■ WHAT TO WORK ON
Print out the material that follows word for word.
|---|
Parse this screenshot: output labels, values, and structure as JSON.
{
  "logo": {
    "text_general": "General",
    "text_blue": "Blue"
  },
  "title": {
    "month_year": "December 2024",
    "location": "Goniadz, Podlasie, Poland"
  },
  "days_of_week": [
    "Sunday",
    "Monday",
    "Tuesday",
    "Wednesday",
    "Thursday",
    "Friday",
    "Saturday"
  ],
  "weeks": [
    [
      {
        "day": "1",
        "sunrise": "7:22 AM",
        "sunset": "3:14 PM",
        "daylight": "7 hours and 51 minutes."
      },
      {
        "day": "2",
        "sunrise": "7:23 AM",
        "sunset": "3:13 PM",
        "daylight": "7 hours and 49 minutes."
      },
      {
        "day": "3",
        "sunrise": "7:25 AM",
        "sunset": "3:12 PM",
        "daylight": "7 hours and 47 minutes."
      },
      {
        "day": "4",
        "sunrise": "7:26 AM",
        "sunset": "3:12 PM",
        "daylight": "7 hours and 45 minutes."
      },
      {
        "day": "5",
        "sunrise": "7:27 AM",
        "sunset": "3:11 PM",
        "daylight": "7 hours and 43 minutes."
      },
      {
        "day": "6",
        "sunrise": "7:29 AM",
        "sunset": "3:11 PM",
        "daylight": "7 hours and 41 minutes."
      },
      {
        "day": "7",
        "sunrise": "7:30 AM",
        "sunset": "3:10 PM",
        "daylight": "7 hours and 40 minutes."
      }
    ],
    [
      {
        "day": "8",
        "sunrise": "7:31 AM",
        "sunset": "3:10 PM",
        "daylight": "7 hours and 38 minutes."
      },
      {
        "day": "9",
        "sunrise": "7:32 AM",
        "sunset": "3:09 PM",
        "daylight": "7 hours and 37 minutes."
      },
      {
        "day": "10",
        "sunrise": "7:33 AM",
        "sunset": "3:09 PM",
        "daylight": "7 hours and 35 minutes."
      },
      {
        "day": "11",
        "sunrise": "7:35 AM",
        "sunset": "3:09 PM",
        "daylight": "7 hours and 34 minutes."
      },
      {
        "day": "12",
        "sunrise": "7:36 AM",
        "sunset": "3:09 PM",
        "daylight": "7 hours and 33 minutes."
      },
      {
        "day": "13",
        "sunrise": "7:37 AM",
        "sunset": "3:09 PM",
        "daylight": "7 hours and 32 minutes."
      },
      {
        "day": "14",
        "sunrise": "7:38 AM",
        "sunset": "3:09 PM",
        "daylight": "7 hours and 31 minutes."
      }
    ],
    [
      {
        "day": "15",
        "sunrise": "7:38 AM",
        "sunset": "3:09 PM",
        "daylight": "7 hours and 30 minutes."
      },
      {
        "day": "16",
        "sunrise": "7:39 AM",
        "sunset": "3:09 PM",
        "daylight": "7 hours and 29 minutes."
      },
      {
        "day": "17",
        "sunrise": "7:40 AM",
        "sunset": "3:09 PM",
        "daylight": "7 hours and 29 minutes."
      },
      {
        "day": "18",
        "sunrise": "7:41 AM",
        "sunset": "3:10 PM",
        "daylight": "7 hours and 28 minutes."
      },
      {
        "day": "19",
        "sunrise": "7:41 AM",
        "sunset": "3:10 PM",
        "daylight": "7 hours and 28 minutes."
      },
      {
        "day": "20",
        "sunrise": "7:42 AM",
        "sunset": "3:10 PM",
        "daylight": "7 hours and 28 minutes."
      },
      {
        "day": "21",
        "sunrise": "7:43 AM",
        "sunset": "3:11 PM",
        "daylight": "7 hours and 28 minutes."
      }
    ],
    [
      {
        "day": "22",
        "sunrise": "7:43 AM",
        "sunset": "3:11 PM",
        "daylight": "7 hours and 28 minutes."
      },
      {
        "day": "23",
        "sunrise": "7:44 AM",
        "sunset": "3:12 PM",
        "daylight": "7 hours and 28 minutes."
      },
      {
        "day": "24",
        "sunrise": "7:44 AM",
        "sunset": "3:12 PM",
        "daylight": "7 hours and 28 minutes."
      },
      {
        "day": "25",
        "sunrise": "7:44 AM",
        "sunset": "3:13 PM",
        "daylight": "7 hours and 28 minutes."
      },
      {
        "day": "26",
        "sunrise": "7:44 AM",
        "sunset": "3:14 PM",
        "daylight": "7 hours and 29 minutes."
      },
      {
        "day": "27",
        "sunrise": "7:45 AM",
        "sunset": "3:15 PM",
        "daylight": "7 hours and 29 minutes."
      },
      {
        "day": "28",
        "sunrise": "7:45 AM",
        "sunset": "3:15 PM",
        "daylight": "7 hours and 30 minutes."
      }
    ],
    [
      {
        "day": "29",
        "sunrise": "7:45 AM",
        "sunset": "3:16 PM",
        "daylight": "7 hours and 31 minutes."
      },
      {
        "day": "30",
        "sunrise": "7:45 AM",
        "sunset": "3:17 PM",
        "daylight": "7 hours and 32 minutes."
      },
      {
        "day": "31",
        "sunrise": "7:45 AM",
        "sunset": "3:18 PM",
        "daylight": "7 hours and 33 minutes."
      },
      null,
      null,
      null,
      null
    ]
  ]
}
|---|
■ EXERCISE RESPONSE
Parse this screenshot: output labels, values, and structure as JSON.
{
  "logo": {
    "text_general": "General",
    "text_blue": "Blue"
  },
  "title": {
    "month_year": "December 2024",
    "location": "Goniadz, Podlasie, Poland"
  },
  "days_of_week": [
    "Sunday",
    "Monday",
    "Tuesday",
    "Wednesday",
    "Thursday",
    "Friday",
    "Saturday"
  ],
  "weeks": [
    [
      {
        "day": "1",
        "sunrise": "7:22 AM",
        "sunset": "3:14 PM",
        "daylight": "7 hours and 51 minutes."
      },
      {
        "day": "2",
        "sunrise": "7:23 AM",
        "sunset": "3:13 PM",
        "daylight": "7 hours and 49 minutes."
      },
      {
        "day": "3",
        "sunrise": "7:25 AM",
        "sunset": "3:12 PM",
        "daylight": "7 hours and 47 minutes."
      },
      {
        "day": "4",
        "sunrise": "7:26 AM",
        "sunset": "3:12 PM",
        "daylight": "7 hours and 45 minutes."
      },
      {
        "day": "5",
        "sunrise": "7:27 AM",
        "sunset": "3:11 PM",
        "daylight": "7 hours and 43 minutes."
      },
      {
        "day": "6",
        "sunrise": "7:29 AM",
        "sunset": "3:11 PM",
        "daylight": "7 hours and 41 minutes."
      },
      {
        "day": "7",
        "sunrise": "7:30 AM",
        "sunset": "3:10 PM",
        "daylight": "7 hours and 40 minutes."
      }
    ],
    [
      {
        "day": "8",
        "sunrise": "7:31 AM",
        "sunset": "3:10 PM",
        "daylight": "7 hours and 38 minutes."
      },
      {
        "day": "9",
        "sunrise": "7:32 AM",
        "sunset": "3:09 PM",
        "daylight": "7 hours and 37 minutes."
      },
      {
        "day": "10",
        "sunrise": "7:33 AM",
        "sunset": "3:09 PM",
        "daylight": "7 hours and 35 minutes."
      },
      {
        "day": "11",
        "sunrise": "7:35 AM",
        "sunset": "3:09 PM",
        "daylight": "7 hours and 34 minutes."
      },
      {
        "day": "12",
        "sunrise": "7:36 AM",
        "sunset": "3:09 PM",
        "daylight": "7 hours and 33 minutes."
      },
      {
        "day": "13",
        "sunrise": "7:37 AM",
        "sunset": "3:09 PM",
        "daylight": "7 hours and 32 minutes."
      },
      {
        "day": "14",
        "sunrise": "7:38 AM",
        "sunset": "3:09 PM",
        "daylight": "7 hours and 31 minutes."
      }
    ],
    [
      {
        "day": "15",
        "sunrise": "7:38 AM",
        "sunset": "3:09 PM",
        "daylight": "7 hours and 30 minutes."
      },
      {
        "day": "16",
        "sunrise": "7:39 AM",
        "sunset": "3:09 PM",
        "daylight": "7 hours and 29 minutes."
      },
      {
        "day": "17",
        "sunrise": "7:40 AM",
        "sunset": "3:09 PM",
        "daylight": "7 hours and 29 minutes."
      },
      {
        "day": "18",
        "sunrise": "7:41 AM",
        "sunset": "3:10 PM",
        "daylight": "7 hours and 28 minutes."
      },
      {
        "day": "19",
        "sunrise": "7:41 AM",
        "sunset": "3:10 PM",
        "daylight": "7 hours and 28 minutes."
      },
      {
        "day": "20",
        "sunrise": "7:42 AM",
        "sunset": "3:10 PM",
        "daylight": "7 hours and 28 minutes."
      },
      {
        "day": "21",
        "sunrise": "7:43 AM",
        "sunset": "3:11 PM",
        "daylight": "7 hours and 28 minutes."
      }
    ],
    [
      {
        "day": "22",
        "sunrise": "7:43 AM",
        "sunset": "3:11 PM",
        "daylight": "7 hours and 28 minutes."
      },
      {
        "day": "23",
        "sunrise": "7:44 AM",
        "sunset": "3:12 PM",
        "daylight": "7 hours and 28 minutes."
      },
      {
        "day": "24",
        "sunrise": "7:44 AM",
        "sunset": "3:12 PM",
        "daylight": "7 hours and 28 minutes."
      },
      {
        "day": "25",
        "sunrise": "7:44 AM",
        "sunset": "3:13 PM",
        "daylight": "7 hours and 28 minutes."
      },
      {
        "day": "26",
        "sunrise": "7:44 AM",
        "sunset": "3:14 PM",
        "daylight": "7 hours and 29 minutes."
      },
      {
        "day": "27",
        "sunrise": "7:45 AM",
        "sunset": "3:15 PM",
        "daylight": "7 hours and 29 minutes."
      },
      {
        "day": "28",
        "sunrise": "7:45 AM",
        "sunset": "3:15 PM",
        "daylight": "7 hours and 30 minutes."
      }
    ],
    [
      {
        "day": "29",
        "sunrise": "7:45 AM",
        "sunset": "3:16 PM",
        "daylight": "7 hours and 31 minutes."
      },
      {
        "day": "30",
        "sunrise": "7:45 AM",
        "sunset": "3:17 PM",
        "daylight": "7 hours and 32 minutes."
      },
      {
        "day": "31",
        "sunrise": "7:45 AM",
        "sunset": "3:18 PM",
        "daylight": "7 hours and 33 minutes."
      },
      null,
      null,
      null,
      null
    ]
  ]
}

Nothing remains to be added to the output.